## start

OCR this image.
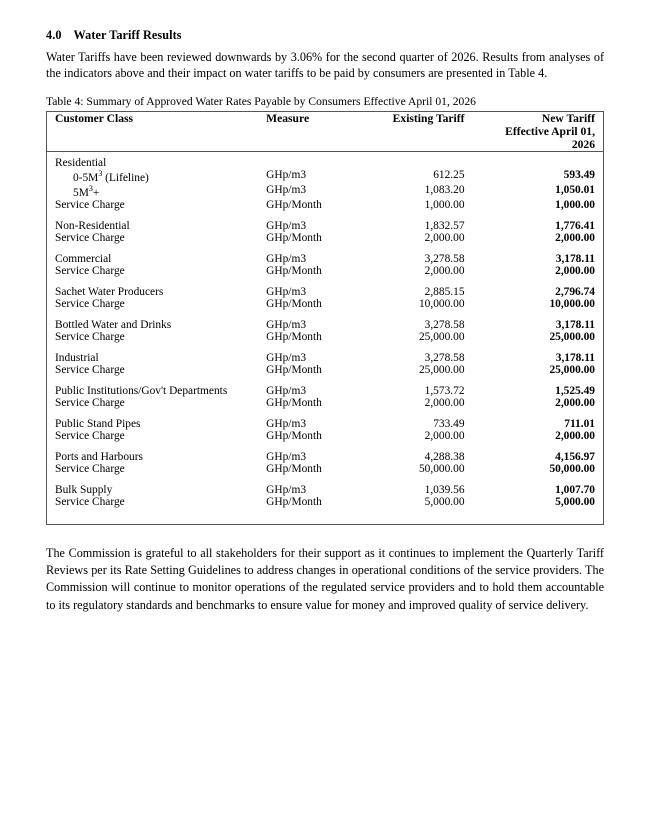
4.0 Water Tariff Results

Water Tariffs have been reviewed downwards by 3.06% for the second quarter of 2026. Results from analyses of the indicators above and their impact on water tariffs to be paid by consumers are presented in Table 4.

Table 4: Summary of Approved Water Rates Payable by Consumers Effective April 01, 2026
Customer Class	Measure	Existing Tariff	New Tariff
			Effective April 01, 2026

Residential			
$0-5M^3$ (Lifeline)	GHp/m3	612.25	593.49
$5M^3+$	GHp/m3	1,083.20	1,050.01
Service Charge	GHp/Month	1,000.00	1,000.00

Non-Residential	GHp/m3	1,832.57	1,776.41
Service Charge	GHp/Month	2,000.00	2,000.00

Commercial	GHp/m3	3,278.58	3,178.11
Service Charge	GHp/Month	2,000.00	2,000.00

Sachet Water Producers	GHp/m3	2,885.15	2,796.74
Service Charge	GHp/Month	10,000.00	10,000.00

Bottled Water and Drinks	GHp/m3	3,278.58	3,178.11
Service Charge	GHp/Month	25,000.00	25,000.00

Industrial	GHp/m3	3,278.58	3,178.11
Service Charge	GHp/Month	25,000.00	25,000.00

Public Institutions/Gov't Departments	GHp/m3	1,573.72	1,525.49
Service Charge	GHp/Month	2,000.00	2,000.00

Public Stand Pipes	GHp/m3	733.49	711.01
Service Charge	GHp/Month	2,000.00	2,000.00

Ports and Harbours	GHp/m3	4,288.38	4,156.97
Service Charge	GHp/Month	50,000.00	50,000.00

Bulk Supply	GHp/m3	1,039.56	1,007.70
Service Charge	GHp/Month	5,000.00	5,000.00

The Commission is grateful to all stakeholders for their support as it continues to implement the Quarterly Tariff Reviews per its Rate Setting Guidelines to address changes in operational conditions of the service providers. The Commission will continue to monitor operations of the regulated service providers and to hold them accountable to its regulatory standards and benchmarks to ensure value for money and improved quality of service delivery.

## end

- _TO BE DONE_
All of the data above should be transcribed verbatim, with pictures omitted.

- _RESULT FOR THIS EXERCISE_
OCR this image.
4.0 Water Tariff Results

Water Tariffs have been reviewed downwards by 3.06% for the second quarter of 2026. Results from analyses of the indicators above and their impact on water tariffs to be paid by consumers are presented in Table 4.

Table 4: Summary of Approved Water Rates Payable by Consumers Effective April 01, 2026
Customer Class	Measure	Existing Tariff	New Tariff
			Effective April 01, 2026

Residential			
$0-5M^3$ (Lifeline)	GHp/m3	612.25	593.49
$5M^3+$	GHp/m3	1,083.20	1,050.01
Service Charge	GHp/Month	1,000.00	1,000.00

Non-Residential	GHp/m3	1,832.57	1,776.41
Service Charge	GHp/Month	2,000.00	2,000.00

Commercial	GHp/m3	3,278.58	3,178.11
Service Charge	GHp/Month	2,000.00	2,000.00

Sachet Water Producers	GHp/m3	2,885.15	2,796.74
Service Charge	GHp/Month	10,000.00	10,000.00

Bottled Water and Drinks	GHp/m3	3,278.58	3,178.11
Service Charge	GHp/Month	25,000.00	25,000.00

Industrial	GHp/m3	3,278.58	3,178.11
Service Charge	GHp/Month	25,000.00	25,000.00

Public Institutions/Gov't Departments	GHp/m3	1,573.72	1,525.49
Service Charge	GHp/Month	2,000.00	2,000.00

Public Stand Pipes	GHp/m3	733.49	711.01
Service Charge	GHp/Month	2,000.00	2,000.00

Ports and Harbours	GHp/m3	4,288.38	4,156.97
Service Charge	GHp/Month	50,000.00	50,000.00

Bulk Supply	GHp/m3	1,039.56	1,007.70
Service Charge	GHp/Month	5,000.00	5,000.00

The Commission is grateful to all stakeholders for their support as it continues to implement the Quarterly Tariff Reviews per its Rate Setting Guidelines to address changes in operational conditions of the service providers. The Commission will continue to monitor operations of the regulated service providers and to hold them accountable to its regulatory standards and benchmarks to ensure value for money and improved quality of service delivery.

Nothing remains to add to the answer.